> Stated problem
Check each line of the listing for the word "JSON" and report how many lines contain it, giving nothing but the number.

> Records shown
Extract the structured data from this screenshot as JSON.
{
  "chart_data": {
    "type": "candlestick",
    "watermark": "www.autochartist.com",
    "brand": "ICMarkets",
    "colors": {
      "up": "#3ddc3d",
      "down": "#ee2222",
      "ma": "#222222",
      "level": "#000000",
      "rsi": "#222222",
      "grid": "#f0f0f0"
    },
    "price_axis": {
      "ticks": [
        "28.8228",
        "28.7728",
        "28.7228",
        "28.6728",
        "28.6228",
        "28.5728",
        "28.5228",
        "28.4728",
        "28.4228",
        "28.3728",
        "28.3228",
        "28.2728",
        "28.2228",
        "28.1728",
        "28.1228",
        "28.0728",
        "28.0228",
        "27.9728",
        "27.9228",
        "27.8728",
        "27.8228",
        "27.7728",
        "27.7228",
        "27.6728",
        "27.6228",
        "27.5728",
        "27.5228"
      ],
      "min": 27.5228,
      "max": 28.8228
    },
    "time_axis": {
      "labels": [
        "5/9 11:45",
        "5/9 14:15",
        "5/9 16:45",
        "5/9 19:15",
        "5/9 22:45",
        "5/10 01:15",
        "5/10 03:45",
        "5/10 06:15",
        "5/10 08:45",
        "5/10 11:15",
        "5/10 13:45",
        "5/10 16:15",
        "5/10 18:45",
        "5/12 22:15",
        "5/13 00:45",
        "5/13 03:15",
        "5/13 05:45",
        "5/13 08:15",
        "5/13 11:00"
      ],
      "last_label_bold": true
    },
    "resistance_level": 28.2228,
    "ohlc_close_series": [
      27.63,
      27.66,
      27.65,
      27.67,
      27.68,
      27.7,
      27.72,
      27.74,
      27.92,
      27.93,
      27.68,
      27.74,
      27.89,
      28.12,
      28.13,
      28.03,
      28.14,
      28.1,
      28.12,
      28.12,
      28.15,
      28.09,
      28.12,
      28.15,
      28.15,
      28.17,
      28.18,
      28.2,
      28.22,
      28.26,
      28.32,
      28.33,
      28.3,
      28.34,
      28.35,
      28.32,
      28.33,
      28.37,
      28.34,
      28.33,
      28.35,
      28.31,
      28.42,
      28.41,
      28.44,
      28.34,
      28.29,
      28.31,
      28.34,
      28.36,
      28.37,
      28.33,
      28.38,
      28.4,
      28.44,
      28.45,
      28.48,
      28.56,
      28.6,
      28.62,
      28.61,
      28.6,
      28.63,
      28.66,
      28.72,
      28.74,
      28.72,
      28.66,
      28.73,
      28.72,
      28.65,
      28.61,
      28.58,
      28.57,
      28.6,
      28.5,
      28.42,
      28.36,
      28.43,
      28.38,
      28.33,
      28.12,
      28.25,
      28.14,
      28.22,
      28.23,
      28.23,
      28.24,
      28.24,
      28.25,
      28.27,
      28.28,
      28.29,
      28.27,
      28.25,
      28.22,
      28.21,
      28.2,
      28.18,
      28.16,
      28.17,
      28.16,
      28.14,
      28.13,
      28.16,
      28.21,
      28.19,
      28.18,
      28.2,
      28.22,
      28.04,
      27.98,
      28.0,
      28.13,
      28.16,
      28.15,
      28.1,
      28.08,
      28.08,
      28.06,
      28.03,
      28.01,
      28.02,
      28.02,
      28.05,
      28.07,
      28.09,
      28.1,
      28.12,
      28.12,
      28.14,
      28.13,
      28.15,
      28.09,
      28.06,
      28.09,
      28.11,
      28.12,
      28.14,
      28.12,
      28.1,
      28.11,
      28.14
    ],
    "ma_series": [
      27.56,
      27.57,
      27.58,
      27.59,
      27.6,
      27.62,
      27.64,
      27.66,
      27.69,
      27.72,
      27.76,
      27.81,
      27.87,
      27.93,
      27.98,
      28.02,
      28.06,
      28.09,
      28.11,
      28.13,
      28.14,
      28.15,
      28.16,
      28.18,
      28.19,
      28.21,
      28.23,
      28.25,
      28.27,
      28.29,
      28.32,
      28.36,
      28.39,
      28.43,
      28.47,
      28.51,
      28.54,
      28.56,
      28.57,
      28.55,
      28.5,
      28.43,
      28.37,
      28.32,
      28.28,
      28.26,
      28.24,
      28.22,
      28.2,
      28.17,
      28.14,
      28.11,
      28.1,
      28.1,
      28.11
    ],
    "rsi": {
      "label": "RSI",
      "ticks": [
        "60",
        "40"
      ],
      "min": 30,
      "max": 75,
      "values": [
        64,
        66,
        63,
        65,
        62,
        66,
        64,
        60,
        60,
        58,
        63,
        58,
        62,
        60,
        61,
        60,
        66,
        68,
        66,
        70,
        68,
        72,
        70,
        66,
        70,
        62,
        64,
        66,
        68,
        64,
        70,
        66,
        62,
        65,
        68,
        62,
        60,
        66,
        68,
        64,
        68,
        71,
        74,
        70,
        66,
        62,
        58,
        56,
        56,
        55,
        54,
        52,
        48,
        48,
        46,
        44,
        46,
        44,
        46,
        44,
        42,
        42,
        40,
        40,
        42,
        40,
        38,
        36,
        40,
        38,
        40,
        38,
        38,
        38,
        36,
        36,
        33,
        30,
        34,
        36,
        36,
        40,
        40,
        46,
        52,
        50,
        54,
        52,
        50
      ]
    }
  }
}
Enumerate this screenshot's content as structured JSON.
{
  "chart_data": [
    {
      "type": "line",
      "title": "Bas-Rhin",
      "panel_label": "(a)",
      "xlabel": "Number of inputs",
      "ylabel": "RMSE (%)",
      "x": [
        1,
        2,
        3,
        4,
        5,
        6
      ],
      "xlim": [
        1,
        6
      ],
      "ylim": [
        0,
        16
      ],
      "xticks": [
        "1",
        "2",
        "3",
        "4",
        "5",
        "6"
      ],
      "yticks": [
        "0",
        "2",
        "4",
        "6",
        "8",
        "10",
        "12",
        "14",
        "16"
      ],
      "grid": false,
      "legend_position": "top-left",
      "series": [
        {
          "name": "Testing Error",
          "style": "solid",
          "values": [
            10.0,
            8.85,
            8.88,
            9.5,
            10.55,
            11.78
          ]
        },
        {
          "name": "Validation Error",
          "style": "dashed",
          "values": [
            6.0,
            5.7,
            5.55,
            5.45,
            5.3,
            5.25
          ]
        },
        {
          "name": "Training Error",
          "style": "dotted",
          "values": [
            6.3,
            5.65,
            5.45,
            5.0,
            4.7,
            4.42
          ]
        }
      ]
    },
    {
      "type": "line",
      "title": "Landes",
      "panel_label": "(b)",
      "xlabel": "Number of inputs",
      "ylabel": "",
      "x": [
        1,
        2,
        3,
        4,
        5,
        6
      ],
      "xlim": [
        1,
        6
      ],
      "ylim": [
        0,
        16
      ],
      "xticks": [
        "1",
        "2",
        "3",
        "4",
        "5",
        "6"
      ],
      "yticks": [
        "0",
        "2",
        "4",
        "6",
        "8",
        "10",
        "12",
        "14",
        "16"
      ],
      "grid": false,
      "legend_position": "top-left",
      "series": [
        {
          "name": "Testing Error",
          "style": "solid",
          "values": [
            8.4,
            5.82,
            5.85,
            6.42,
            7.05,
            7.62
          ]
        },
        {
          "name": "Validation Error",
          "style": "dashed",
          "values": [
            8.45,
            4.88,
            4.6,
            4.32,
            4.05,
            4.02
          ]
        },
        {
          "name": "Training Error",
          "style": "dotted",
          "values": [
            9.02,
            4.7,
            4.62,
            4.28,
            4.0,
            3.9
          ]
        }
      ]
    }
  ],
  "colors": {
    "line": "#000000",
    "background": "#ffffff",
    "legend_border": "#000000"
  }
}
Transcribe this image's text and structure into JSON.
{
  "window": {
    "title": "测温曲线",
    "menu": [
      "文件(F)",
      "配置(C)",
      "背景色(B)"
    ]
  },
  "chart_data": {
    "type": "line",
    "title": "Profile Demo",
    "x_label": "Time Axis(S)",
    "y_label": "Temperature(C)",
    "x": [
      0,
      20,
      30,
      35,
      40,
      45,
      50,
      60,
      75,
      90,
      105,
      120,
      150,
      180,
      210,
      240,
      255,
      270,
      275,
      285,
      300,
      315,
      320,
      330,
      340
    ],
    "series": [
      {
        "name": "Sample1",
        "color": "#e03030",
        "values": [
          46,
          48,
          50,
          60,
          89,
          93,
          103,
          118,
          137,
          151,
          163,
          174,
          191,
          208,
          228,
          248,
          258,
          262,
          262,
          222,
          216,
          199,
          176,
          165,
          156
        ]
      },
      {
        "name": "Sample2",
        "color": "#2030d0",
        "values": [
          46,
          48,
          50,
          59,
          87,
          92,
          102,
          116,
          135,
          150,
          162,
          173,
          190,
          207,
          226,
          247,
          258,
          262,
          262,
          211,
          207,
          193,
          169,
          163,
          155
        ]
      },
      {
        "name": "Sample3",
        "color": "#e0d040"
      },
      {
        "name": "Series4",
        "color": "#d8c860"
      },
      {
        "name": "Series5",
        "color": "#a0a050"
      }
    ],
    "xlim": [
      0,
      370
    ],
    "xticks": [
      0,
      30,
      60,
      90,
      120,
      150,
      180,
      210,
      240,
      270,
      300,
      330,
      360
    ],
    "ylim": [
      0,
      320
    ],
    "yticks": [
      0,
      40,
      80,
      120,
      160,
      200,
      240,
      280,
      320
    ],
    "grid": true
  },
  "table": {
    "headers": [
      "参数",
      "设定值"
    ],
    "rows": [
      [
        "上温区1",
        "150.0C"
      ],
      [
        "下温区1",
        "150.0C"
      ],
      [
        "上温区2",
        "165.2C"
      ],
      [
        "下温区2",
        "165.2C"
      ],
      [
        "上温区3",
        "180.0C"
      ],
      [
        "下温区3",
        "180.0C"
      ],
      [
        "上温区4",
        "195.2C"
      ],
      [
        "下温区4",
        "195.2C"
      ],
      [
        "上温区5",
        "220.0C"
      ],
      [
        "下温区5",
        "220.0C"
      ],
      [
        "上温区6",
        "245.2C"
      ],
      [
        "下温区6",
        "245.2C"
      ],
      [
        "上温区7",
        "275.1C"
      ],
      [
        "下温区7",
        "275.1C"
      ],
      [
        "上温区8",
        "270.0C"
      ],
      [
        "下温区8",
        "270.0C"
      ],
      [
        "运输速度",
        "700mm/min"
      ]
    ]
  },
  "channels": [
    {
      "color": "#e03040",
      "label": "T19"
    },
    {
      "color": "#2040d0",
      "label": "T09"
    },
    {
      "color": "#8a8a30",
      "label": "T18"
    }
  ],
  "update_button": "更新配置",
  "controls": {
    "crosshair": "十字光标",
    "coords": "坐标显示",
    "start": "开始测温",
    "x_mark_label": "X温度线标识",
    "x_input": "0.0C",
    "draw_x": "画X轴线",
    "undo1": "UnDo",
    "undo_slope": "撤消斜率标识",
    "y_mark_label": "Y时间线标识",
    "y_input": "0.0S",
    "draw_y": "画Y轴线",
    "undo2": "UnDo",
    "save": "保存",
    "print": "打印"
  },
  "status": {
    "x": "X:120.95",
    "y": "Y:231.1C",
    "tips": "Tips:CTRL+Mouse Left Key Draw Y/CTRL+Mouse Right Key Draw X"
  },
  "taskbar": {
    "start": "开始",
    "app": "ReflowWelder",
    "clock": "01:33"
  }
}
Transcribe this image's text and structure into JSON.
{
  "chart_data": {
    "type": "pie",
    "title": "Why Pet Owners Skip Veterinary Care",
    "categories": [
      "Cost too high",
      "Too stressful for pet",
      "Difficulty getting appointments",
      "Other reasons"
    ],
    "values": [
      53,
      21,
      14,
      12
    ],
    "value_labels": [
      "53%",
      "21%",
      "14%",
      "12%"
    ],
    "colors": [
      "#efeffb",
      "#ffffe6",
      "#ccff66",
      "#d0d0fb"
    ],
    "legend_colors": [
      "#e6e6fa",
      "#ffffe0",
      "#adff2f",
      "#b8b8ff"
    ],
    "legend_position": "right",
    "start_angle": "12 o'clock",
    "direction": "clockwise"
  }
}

> Reply to the task
4